= WHAT THE TASK REQUIRES =
Go through the listing and copy each line with the string "JSON".

^^^^^^^^

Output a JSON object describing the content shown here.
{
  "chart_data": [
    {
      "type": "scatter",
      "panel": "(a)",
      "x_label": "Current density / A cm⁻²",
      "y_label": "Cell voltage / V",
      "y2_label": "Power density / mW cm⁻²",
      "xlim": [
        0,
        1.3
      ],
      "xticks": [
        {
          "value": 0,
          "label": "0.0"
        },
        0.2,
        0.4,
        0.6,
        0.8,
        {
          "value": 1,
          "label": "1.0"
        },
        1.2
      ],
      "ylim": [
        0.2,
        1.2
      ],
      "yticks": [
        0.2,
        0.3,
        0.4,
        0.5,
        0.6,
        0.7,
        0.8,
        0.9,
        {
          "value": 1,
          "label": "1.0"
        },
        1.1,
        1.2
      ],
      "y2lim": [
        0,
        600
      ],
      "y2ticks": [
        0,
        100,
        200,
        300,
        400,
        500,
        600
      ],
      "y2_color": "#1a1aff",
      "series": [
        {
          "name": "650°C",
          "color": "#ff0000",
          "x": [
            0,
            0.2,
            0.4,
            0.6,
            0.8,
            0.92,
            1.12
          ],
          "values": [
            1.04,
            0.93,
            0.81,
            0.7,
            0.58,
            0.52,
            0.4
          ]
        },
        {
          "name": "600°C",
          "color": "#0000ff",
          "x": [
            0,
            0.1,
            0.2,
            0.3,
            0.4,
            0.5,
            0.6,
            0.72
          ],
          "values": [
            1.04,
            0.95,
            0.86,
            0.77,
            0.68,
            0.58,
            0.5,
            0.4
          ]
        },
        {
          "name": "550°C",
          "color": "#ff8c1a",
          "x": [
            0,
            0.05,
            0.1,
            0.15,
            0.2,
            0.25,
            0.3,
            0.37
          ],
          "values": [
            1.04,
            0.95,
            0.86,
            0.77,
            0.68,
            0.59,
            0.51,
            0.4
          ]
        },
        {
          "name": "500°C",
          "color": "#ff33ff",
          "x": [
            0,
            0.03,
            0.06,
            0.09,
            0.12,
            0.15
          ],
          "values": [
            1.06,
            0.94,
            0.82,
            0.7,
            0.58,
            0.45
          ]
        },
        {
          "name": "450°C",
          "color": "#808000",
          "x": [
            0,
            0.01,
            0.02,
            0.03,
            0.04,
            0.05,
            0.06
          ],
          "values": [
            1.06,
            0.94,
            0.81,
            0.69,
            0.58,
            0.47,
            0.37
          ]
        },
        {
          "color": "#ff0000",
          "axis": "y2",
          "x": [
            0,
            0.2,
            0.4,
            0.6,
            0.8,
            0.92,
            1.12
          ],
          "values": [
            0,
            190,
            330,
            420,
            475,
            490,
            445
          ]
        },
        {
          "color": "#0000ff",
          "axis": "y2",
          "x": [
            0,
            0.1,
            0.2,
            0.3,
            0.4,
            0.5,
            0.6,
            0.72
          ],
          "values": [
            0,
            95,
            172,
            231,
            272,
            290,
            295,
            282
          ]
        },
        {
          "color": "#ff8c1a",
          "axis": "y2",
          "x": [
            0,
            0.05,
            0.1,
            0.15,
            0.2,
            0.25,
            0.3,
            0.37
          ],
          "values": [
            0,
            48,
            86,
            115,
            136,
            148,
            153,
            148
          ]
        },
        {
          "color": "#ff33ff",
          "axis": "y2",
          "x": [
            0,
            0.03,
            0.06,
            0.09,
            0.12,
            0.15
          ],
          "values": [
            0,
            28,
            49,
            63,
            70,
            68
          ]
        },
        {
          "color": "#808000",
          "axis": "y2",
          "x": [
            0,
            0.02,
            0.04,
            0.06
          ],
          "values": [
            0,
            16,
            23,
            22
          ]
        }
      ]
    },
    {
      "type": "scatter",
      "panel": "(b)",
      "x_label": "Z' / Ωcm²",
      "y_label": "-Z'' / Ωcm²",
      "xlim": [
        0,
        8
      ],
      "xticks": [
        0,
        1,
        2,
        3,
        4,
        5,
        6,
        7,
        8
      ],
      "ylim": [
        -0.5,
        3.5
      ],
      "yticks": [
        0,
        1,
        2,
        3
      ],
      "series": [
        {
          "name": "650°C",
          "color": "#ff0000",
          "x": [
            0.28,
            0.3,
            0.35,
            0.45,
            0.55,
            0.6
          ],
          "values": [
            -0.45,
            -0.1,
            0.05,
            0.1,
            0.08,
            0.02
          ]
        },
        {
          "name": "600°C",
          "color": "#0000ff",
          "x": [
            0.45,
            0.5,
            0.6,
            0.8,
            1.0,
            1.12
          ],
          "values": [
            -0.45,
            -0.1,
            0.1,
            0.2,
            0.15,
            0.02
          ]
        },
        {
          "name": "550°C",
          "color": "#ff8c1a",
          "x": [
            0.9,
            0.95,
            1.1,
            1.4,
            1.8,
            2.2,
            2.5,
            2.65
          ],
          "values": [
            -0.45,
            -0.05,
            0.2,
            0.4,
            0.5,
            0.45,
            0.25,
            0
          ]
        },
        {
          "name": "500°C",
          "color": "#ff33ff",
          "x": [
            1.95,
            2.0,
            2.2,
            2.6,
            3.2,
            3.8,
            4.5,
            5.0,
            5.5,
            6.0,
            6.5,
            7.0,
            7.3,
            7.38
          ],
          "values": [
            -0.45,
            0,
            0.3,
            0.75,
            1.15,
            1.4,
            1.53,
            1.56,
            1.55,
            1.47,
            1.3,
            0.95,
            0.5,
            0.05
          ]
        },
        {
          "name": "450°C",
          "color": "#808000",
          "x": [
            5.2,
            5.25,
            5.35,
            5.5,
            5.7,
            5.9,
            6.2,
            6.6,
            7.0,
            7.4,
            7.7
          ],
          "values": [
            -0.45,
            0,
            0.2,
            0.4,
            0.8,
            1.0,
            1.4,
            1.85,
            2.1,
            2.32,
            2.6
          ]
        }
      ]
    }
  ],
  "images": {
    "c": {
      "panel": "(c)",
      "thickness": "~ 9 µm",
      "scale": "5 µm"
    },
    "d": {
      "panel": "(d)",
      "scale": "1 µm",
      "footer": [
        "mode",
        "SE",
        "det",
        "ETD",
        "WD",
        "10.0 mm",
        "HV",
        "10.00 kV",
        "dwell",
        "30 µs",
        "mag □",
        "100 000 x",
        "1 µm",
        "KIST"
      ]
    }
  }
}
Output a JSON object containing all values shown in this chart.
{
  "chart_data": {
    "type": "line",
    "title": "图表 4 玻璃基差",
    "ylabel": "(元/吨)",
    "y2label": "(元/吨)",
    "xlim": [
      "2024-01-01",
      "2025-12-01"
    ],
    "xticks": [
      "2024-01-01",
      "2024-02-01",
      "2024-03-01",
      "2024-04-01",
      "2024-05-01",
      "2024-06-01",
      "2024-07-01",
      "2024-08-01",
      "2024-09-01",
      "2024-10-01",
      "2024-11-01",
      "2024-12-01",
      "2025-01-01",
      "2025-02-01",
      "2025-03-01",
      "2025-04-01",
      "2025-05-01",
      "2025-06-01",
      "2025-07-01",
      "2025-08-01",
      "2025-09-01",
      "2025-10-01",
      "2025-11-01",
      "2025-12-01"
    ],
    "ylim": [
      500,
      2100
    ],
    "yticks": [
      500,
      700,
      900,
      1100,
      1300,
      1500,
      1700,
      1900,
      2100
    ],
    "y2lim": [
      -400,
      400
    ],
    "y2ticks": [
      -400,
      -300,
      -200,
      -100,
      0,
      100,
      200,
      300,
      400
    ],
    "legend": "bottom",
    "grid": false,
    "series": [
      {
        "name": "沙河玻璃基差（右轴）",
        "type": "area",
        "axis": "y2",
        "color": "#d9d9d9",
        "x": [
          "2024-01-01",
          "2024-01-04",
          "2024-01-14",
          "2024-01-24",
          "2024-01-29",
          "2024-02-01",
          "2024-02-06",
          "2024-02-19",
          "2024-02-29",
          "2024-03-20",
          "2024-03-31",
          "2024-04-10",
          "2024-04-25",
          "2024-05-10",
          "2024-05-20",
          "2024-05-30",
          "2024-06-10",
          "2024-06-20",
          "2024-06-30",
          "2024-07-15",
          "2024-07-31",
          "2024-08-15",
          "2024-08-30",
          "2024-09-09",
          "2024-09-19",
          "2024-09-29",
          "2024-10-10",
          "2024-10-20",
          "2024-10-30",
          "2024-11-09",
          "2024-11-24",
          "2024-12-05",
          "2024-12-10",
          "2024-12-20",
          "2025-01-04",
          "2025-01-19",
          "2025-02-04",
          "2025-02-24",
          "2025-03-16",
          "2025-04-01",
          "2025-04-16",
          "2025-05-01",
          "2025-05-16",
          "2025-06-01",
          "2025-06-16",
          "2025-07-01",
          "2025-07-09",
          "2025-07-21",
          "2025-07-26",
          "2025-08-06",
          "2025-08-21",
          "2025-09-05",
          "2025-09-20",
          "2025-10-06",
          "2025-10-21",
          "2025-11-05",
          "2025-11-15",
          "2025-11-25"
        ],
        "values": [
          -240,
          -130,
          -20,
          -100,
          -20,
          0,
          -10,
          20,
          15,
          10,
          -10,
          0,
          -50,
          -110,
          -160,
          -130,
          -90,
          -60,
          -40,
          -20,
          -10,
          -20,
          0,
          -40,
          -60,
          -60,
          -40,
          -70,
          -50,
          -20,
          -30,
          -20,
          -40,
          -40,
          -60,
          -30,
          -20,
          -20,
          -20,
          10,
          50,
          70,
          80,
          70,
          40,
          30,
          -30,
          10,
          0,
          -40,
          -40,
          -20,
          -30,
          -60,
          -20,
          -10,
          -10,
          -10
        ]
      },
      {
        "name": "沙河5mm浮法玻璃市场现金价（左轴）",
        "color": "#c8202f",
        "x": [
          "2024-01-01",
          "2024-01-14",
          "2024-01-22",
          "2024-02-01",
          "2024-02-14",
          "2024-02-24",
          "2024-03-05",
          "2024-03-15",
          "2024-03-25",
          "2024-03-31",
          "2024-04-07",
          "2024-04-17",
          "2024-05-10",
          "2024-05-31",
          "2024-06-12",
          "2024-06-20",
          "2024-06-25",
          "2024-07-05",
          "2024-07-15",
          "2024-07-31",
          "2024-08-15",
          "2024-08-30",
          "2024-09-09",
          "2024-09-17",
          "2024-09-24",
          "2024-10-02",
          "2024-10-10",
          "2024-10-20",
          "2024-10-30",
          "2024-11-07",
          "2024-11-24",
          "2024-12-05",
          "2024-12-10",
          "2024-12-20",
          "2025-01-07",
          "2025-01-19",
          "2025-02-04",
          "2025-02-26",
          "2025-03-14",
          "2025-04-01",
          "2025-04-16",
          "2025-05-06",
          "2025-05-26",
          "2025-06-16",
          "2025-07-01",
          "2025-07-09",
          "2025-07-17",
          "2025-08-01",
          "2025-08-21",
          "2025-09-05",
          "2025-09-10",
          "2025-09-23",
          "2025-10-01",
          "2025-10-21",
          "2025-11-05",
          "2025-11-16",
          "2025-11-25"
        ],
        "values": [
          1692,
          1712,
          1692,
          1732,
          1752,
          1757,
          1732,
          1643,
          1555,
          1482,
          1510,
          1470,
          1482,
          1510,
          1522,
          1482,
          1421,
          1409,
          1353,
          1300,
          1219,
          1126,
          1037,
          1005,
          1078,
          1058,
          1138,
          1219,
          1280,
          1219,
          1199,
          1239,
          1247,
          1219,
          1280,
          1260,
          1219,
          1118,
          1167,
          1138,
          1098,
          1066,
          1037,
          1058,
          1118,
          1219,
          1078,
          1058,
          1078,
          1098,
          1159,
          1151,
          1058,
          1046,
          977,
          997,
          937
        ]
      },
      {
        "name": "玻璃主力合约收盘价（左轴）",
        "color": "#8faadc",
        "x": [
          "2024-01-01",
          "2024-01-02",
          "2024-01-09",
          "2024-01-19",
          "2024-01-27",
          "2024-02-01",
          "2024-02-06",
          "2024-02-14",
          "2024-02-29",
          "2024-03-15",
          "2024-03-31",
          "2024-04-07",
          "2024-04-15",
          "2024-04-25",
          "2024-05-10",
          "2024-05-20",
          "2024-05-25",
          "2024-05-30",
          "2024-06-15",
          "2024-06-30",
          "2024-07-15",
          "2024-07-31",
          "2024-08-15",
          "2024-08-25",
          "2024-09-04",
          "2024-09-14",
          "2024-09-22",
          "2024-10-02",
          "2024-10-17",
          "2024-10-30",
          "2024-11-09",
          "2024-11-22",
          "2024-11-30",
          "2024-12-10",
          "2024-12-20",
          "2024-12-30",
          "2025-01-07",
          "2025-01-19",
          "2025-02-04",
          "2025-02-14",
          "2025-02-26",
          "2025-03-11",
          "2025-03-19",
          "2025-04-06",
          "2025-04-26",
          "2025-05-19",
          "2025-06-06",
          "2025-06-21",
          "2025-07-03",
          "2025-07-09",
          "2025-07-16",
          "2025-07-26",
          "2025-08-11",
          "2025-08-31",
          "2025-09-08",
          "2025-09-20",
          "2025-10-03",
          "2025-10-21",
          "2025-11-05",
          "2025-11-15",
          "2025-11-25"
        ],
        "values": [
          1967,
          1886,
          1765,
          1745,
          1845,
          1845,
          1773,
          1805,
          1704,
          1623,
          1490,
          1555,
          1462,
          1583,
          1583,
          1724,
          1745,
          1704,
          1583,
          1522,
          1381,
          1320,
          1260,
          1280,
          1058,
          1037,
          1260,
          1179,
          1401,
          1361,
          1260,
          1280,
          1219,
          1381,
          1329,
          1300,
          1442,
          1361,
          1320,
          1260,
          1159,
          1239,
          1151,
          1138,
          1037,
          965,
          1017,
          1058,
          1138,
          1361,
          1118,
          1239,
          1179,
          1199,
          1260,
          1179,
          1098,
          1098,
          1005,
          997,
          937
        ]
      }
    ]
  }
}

^^^^^^^^

= TASK RESPONSE =
Output a JSON object describing the content shown here.
Output a JSON object containing all values shown in this chart.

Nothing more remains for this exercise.